(Dataset excerpts)
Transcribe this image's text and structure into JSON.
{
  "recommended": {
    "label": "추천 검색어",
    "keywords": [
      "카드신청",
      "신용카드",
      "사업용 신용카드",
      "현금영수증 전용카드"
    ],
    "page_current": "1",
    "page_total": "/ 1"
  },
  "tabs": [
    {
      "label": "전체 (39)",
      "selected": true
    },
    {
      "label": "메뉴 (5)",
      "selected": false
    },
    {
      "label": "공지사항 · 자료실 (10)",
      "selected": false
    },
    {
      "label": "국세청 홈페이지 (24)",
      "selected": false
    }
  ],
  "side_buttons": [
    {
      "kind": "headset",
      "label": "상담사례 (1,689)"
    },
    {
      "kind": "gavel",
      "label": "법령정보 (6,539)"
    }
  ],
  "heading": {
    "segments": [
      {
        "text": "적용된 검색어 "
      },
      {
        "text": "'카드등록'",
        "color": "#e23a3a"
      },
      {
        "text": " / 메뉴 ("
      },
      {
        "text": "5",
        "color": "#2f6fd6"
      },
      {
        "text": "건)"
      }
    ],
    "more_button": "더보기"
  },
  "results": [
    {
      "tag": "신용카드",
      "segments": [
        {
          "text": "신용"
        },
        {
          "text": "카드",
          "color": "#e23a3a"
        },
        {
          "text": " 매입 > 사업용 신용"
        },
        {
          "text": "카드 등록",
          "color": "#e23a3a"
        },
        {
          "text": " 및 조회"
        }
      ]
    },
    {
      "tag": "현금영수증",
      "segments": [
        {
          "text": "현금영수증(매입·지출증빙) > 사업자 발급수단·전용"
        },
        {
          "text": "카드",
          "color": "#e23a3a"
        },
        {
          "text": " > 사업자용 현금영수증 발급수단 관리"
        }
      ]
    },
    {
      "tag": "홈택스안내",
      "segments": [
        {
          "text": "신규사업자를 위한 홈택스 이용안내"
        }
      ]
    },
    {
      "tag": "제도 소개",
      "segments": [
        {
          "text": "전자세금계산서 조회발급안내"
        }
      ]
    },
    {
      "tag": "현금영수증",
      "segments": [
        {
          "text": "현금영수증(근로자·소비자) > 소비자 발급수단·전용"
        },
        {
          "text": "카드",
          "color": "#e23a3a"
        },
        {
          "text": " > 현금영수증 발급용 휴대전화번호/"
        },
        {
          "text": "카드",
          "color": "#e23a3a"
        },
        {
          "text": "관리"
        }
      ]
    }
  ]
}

...

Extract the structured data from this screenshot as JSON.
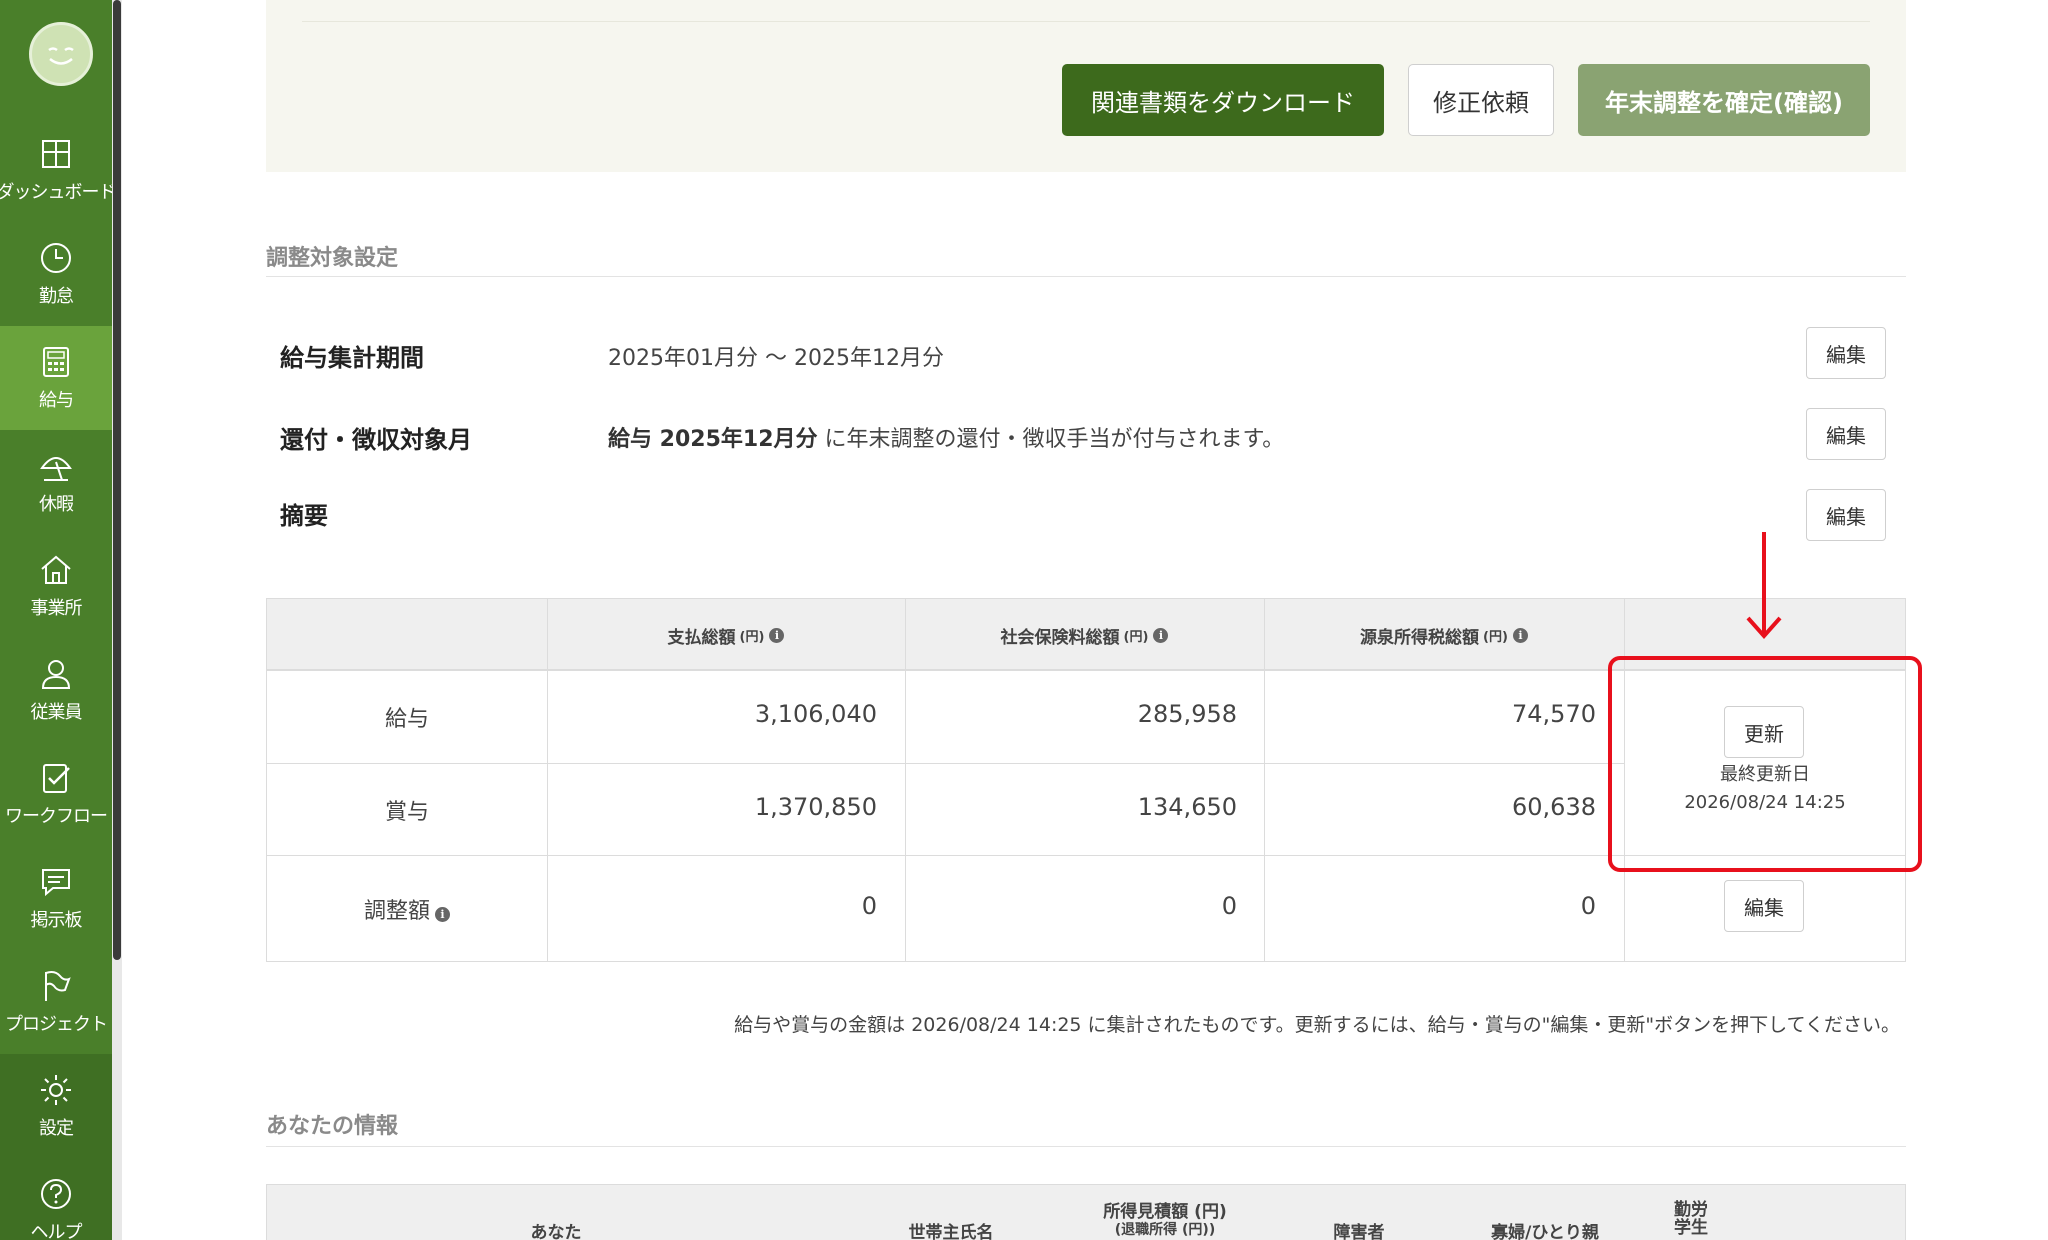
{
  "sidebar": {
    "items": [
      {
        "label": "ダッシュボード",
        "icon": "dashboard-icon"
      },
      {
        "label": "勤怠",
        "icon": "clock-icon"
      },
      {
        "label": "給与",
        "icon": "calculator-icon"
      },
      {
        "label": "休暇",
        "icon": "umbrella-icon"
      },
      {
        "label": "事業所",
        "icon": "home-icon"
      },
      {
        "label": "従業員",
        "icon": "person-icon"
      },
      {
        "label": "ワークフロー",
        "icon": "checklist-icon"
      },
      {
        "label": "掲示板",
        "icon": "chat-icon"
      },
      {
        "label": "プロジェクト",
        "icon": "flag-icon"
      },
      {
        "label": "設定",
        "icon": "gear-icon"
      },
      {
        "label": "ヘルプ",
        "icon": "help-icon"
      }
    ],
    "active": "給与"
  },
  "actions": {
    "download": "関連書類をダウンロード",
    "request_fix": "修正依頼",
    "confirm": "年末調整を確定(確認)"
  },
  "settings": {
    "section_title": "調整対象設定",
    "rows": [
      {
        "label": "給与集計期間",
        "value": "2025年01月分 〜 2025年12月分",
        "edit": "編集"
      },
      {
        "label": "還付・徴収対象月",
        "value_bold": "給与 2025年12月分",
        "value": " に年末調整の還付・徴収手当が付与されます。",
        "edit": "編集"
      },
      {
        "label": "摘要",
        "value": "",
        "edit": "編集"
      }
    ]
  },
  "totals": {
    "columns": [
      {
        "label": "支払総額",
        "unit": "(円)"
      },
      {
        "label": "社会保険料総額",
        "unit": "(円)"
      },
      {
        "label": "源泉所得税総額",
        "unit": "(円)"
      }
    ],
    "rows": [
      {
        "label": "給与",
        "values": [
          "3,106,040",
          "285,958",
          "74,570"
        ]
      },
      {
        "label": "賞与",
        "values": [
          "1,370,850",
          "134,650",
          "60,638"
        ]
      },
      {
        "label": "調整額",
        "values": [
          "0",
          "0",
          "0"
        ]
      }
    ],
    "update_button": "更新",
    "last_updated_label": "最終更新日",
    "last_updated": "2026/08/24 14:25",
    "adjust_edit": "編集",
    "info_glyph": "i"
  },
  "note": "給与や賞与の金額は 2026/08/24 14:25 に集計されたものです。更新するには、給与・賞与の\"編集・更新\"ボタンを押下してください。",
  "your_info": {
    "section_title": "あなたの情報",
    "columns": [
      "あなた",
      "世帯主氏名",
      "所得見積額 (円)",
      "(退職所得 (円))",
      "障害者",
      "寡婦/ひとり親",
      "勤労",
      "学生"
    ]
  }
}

### DIRECTION
Return all lines containing the word "JSON".

### CORRECT RESPONSE
Transcribe this image's text and structure into JSON.
Extract the structured data from this screenshot as JSON.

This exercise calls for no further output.